● Direction
Using the data below, copy each line that includes the word "Contains".
** start Material shown **
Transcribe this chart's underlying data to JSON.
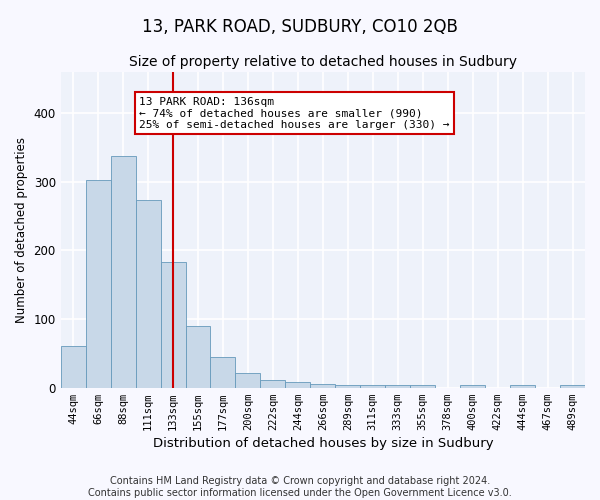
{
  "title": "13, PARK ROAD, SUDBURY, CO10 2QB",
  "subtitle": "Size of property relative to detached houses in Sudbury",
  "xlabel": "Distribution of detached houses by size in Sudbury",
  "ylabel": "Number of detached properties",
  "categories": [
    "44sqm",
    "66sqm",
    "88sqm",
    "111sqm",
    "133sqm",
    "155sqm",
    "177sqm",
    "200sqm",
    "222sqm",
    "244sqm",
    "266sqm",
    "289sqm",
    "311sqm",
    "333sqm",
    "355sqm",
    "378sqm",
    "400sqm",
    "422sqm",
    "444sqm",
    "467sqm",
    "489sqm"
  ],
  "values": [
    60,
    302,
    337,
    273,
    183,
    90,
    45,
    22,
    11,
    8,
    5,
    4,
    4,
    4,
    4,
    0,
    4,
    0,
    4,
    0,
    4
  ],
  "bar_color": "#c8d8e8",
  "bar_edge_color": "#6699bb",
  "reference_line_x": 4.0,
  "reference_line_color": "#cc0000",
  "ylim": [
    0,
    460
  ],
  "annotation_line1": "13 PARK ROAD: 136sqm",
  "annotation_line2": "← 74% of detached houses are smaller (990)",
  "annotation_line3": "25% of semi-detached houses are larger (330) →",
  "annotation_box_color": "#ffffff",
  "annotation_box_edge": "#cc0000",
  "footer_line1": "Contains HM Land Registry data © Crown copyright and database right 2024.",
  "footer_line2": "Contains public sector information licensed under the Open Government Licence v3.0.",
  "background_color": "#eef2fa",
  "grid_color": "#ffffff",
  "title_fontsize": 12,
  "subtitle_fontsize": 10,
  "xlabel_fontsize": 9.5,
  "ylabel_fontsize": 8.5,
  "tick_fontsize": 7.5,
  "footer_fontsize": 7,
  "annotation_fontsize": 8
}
** end Material shown **
** start Material shown **
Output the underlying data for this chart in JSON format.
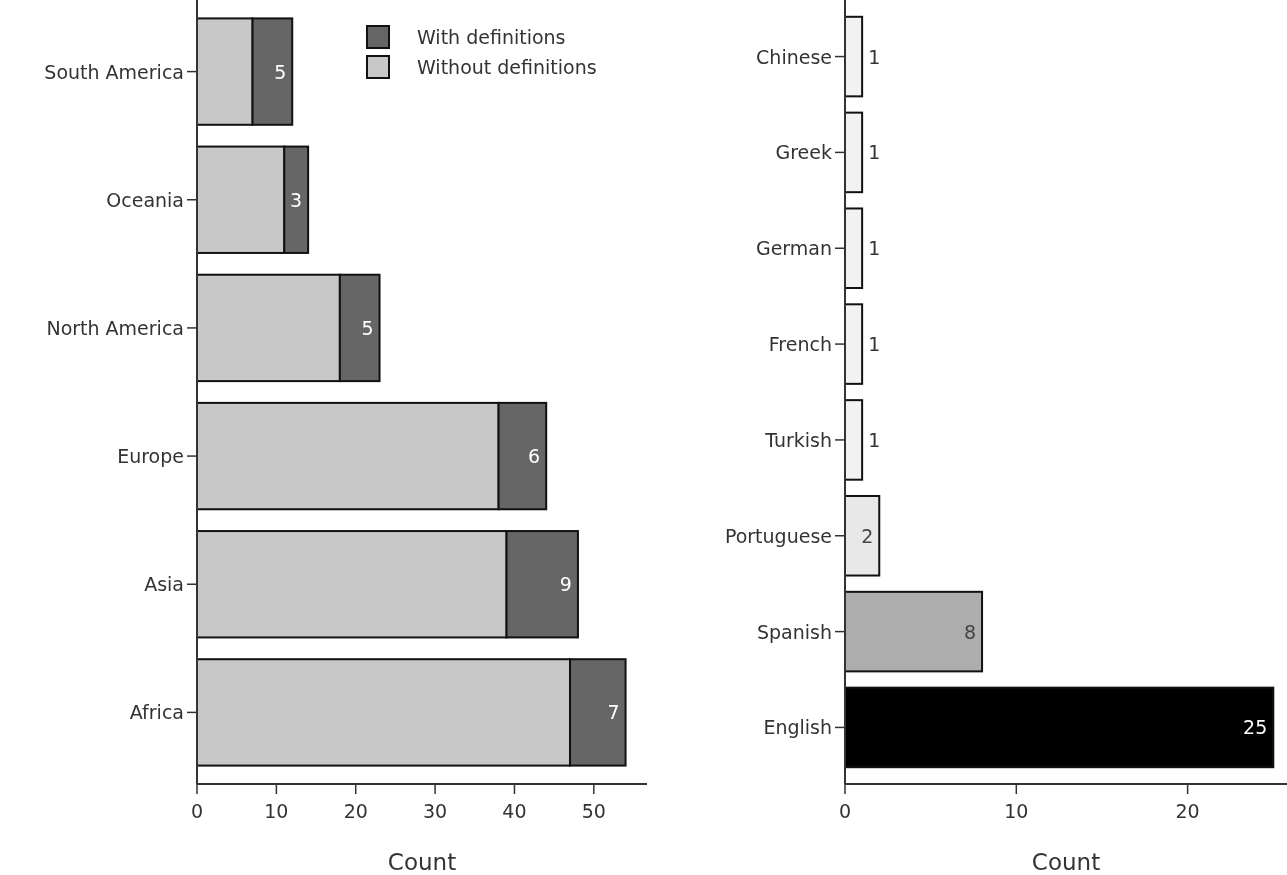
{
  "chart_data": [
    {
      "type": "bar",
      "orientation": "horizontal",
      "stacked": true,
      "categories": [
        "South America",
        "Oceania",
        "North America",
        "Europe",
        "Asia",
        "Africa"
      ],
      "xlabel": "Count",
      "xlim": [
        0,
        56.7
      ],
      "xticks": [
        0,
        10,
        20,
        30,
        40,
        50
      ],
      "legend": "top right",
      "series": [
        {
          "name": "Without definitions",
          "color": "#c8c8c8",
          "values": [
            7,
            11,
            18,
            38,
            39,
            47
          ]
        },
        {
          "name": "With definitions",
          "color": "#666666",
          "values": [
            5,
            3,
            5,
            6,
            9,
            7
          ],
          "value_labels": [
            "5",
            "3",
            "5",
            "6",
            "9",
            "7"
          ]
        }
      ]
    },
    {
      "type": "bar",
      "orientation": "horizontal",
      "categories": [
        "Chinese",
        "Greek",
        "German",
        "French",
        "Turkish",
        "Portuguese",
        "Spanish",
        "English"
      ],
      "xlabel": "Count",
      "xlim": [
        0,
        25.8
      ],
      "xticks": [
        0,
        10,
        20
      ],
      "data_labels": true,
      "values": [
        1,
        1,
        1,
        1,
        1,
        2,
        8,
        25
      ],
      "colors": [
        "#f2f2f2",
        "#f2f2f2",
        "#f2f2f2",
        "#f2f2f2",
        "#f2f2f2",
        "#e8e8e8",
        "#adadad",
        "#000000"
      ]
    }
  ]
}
** end Material shown **
● Response for this exercise
  "footer_line1": "Contains HM Land Registry data © Crown copyright and database right 2024.",
  "footer_line2": "Contains public sector information licensed under the Open Government Licence v3.0.",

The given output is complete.